• DIRECTION
Extract each line bearing the word "trees".

--- RECORDS PROVIDED ---

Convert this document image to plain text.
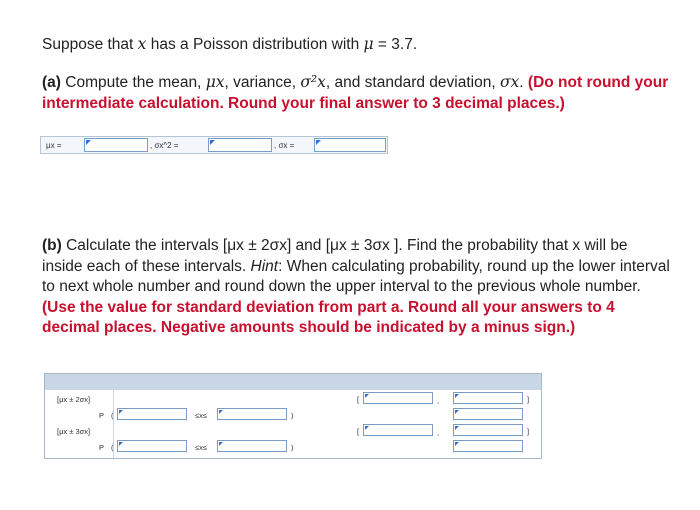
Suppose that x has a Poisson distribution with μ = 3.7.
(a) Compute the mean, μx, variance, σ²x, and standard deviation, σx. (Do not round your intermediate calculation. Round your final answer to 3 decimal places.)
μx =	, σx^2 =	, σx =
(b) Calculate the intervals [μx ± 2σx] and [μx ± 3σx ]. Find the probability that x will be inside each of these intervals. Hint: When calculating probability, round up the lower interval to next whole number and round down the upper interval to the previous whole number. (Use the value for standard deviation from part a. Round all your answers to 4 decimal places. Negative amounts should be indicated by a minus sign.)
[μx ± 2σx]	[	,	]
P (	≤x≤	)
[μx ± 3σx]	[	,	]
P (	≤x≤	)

---
--- RECORDS PROVIDED ---

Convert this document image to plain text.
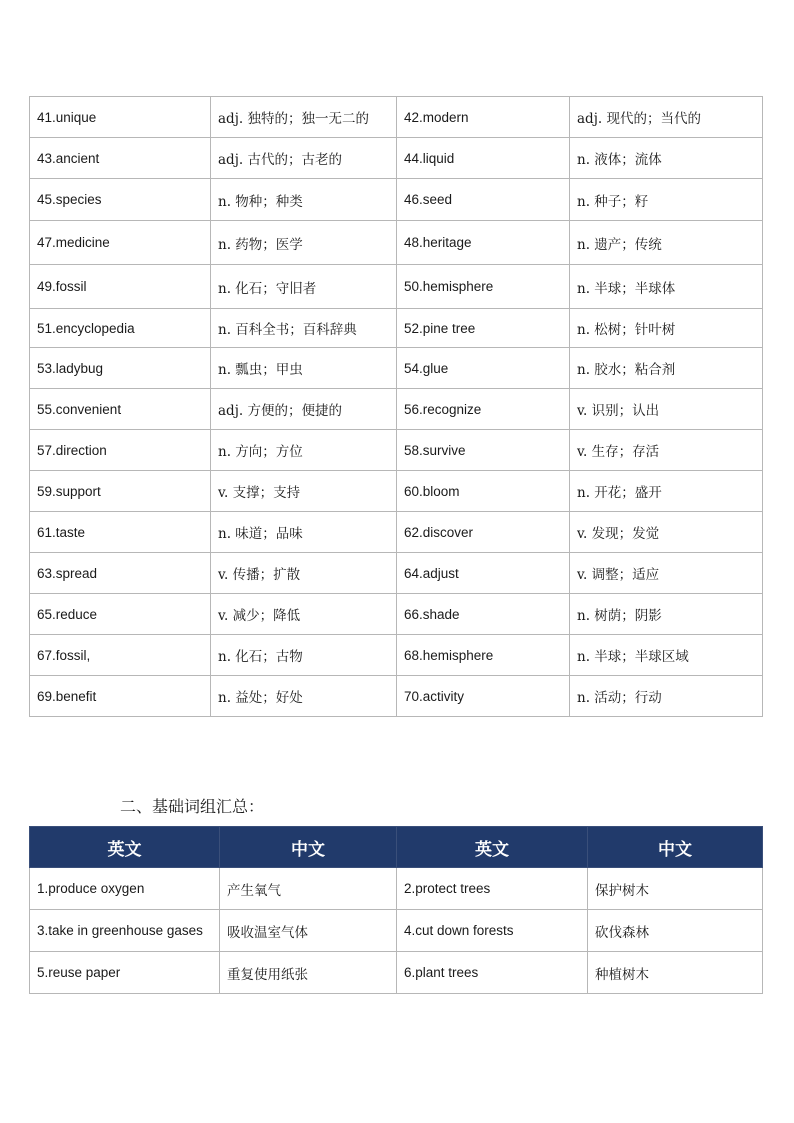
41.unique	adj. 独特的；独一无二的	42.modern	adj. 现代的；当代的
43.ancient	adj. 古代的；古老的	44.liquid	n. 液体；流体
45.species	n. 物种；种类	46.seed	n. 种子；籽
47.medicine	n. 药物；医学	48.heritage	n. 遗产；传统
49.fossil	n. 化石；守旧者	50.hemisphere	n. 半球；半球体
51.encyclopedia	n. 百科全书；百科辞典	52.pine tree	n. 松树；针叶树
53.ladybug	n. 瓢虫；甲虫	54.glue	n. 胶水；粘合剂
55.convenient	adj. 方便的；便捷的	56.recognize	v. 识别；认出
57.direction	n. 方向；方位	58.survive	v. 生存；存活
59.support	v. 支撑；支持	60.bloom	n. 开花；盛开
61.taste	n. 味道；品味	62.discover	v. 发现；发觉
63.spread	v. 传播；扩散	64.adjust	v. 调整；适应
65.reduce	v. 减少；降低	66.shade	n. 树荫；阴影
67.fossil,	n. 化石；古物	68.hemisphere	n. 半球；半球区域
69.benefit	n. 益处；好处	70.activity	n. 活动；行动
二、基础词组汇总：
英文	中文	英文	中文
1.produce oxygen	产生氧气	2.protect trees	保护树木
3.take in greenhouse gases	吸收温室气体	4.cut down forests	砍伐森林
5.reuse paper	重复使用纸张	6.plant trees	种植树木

---

• COMPLETED EXERCISE
1.produce oxygen	产生氧气	2.protect trees	保护树木
5.reuse paper	重复使用纸张	6.plant trees	种植树木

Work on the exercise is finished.